● **DATA RECORDS**
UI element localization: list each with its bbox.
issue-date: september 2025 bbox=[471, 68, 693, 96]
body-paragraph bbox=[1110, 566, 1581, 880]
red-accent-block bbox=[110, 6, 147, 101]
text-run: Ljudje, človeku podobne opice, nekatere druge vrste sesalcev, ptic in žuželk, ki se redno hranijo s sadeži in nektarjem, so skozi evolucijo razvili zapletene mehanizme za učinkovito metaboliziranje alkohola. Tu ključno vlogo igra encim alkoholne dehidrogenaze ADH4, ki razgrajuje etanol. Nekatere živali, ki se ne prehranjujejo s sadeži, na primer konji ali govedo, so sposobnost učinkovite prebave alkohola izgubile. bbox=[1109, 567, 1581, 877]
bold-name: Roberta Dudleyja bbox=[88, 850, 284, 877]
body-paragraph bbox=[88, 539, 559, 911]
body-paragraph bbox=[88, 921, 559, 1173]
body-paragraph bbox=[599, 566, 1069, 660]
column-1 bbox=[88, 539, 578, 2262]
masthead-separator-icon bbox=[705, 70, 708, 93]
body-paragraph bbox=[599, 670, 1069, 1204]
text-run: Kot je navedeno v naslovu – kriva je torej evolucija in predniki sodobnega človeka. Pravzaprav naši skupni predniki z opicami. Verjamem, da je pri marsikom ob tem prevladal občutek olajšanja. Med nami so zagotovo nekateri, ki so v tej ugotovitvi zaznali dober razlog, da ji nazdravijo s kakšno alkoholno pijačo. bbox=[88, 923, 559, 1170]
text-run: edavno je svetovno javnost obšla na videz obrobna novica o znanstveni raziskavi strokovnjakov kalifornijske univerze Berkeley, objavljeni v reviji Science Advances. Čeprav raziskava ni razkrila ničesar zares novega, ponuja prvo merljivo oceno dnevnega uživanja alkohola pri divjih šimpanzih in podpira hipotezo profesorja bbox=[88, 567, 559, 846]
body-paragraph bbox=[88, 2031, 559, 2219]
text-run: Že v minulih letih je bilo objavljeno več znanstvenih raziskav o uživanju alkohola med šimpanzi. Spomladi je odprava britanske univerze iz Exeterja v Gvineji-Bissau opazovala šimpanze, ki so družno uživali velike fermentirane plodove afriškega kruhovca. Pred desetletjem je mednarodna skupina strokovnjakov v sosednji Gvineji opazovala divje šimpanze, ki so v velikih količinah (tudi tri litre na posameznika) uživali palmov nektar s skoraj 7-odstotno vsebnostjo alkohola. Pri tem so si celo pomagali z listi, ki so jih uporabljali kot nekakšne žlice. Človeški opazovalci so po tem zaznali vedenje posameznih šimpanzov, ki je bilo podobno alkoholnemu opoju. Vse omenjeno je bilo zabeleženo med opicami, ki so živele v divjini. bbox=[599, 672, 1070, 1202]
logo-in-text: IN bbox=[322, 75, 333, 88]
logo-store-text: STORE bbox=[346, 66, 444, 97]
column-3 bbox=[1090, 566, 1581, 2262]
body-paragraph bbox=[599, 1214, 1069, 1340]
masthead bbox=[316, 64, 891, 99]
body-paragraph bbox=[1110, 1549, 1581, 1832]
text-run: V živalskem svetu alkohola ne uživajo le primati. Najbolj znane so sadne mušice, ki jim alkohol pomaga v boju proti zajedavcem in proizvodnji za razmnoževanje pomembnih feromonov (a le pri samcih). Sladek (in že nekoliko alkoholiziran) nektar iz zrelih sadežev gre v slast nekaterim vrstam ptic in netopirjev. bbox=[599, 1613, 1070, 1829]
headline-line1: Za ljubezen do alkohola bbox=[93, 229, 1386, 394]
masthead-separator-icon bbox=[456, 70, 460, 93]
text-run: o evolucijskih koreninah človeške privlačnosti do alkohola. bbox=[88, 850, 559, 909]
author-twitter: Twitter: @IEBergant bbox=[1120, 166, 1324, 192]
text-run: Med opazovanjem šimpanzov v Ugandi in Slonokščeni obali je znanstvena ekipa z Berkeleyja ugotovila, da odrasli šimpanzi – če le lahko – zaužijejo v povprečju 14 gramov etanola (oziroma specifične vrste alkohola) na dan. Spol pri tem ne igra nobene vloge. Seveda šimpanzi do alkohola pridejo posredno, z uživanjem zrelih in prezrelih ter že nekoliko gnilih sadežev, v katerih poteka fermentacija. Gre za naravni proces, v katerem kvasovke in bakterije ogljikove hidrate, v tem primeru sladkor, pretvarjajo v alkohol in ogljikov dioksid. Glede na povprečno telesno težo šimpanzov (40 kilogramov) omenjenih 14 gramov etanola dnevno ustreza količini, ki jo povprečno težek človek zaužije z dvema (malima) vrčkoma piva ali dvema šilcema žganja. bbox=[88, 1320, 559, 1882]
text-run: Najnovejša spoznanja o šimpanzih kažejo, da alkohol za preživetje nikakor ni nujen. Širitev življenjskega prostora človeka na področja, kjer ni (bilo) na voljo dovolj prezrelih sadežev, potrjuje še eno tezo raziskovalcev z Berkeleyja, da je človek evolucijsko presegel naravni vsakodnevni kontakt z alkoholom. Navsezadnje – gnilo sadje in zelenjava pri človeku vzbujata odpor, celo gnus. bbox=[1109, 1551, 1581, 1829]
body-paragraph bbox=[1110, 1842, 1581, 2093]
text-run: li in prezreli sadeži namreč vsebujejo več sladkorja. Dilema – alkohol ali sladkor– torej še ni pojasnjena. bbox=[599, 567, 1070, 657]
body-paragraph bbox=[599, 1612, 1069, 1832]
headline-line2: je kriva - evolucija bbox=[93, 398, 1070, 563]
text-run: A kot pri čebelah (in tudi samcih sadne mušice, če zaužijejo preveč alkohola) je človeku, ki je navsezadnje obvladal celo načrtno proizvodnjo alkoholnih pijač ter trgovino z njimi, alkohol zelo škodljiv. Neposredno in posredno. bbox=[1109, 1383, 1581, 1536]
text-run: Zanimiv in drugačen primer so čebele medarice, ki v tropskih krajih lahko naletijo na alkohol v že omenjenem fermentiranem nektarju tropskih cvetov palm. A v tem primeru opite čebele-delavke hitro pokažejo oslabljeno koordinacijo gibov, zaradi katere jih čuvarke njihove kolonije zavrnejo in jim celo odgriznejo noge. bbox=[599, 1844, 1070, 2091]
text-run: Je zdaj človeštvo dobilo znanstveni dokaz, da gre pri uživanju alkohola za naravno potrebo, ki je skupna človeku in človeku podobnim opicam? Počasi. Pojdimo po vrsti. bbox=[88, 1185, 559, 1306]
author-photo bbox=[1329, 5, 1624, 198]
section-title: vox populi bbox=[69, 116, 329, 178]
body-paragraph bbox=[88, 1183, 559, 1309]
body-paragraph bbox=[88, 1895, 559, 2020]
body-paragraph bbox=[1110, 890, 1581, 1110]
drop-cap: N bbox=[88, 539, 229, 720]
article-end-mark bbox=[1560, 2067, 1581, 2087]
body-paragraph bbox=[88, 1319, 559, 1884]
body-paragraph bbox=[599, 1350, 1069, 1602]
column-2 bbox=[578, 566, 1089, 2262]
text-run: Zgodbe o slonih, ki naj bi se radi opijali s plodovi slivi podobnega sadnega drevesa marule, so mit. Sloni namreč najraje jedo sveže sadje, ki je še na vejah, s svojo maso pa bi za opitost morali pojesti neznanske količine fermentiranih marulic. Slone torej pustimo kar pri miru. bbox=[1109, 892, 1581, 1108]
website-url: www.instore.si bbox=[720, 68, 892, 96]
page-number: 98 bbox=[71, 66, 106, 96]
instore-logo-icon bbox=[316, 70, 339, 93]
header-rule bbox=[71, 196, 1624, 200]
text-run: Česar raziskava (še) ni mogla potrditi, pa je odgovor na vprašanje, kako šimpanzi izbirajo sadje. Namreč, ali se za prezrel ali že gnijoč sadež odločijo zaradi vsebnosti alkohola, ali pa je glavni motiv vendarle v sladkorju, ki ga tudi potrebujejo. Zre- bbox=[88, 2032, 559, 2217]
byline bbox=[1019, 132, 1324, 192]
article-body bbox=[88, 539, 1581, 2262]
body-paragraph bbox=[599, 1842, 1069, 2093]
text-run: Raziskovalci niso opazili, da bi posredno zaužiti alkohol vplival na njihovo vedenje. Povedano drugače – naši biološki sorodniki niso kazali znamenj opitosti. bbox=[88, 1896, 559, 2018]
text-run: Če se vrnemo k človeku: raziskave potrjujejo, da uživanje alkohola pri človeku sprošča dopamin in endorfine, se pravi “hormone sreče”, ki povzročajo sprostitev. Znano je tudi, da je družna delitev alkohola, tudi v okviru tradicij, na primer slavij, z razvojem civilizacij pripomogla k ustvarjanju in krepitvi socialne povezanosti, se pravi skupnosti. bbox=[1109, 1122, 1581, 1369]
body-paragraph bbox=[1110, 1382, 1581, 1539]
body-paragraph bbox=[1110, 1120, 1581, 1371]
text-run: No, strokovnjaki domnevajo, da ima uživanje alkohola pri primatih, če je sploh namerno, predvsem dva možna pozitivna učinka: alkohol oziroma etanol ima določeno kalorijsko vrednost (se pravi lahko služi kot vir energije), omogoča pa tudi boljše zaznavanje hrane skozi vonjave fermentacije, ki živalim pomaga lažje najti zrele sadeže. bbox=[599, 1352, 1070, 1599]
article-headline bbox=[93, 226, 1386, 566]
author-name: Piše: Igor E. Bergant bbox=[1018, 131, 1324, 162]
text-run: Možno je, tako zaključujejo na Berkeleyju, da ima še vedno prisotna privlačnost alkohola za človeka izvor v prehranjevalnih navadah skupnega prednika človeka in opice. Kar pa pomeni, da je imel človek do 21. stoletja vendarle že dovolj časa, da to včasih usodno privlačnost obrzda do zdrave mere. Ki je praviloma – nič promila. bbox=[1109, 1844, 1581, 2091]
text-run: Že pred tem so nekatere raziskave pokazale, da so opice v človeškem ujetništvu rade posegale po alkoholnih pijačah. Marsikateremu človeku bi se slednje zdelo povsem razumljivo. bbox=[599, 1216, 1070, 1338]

● **WRITTEN PROBLEM**
Retype everything from the start of the listing down through the line that contains "text-run: Ljudje, človeku", keeping each line identical.

● **PROBLEM SOLUTION**
UI element localization: list each with its bbox.
issue-date: september 2025 bbox=[471, 68, 693, 96]
body-paragraph bbox=[1110, 566, 1581, 880]
red-accent-block bbox=[110, 6, 147, 101]
text-run: Ljudje, človeku podobne opice, nekatere druge vrste sesalcev, ptic in žuželk, ki se redno hranijo s sadeži in nektarjem, so skozi evolucijo razvili zapletene mehanizme za učinkovito metaboliziranje alkohola. Tu ključno vlogo igra encim alkoholne dehidrogenaze ADH4, ki razgrajuje etanol. Nekatere živali, ki se ne prehranjujejo s sadeži, na primer konji ali govedo, so sposobnost učinkovite prebave alkohola izgubile. bbox=[1109, 567, 1581, 877]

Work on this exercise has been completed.